Items listed in a dataset:

>>>>>

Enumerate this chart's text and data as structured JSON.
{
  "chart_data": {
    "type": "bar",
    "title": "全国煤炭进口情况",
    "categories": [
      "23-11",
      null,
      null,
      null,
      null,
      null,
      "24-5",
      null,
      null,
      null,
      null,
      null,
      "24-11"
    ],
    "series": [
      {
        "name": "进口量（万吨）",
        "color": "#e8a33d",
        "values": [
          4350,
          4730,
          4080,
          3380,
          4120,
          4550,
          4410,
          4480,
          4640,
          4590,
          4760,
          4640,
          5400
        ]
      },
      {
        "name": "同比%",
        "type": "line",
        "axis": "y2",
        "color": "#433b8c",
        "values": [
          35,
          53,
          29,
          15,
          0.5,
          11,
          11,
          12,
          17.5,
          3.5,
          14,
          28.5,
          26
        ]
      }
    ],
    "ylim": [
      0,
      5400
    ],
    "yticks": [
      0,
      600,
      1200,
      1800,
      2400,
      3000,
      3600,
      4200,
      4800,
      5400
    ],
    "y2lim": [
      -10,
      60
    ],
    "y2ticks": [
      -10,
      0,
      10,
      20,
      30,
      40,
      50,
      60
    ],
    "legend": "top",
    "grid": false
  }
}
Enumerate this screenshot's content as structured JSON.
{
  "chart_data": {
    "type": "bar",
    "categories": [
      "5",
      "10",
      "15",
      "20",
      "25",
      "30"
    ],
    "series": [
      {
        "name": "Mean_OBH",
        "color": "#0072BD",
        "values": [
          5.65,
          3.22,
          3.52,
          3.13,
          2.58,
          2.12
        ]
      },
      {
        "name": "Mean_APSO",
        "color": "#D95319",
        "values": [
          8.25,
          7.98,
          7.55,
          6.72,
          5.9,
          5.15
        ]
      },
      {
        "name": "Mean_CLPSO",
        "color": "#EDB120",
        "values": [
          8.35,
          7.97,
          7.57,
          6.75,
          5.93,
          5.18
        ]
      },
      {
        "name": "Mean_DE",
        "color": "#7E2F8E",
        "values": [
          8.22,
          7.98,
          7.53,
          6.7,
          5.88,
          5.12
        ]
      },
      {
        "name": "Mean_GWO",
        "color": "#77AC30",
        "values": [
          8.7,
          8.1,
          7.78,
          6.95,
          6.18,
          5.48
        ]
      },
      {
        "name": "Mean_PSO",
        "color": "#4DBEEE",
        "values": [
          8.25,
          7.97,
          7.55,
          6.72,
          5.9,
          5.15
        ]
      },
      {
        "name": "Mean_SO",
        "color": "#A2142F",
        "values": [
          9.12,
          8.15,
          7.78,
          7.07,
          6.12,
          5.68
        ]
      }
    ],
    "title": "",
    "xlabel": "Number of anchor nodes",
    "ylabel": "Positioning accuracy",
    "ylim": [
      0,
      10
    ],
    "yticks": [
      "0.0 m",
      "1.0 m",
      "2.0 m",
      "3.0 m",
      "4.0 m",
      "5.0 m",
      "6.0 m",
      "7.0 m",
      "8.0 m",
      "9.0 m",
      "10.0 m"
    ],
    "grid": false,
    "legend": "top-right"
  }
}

<<<<<

Exercise description:
From the listing above, pick out each line where the word "this" appears.

Finished task:
Enumerate this chart's text and data as structured JSON.
Enumerate this screenshot's content as structured JSON.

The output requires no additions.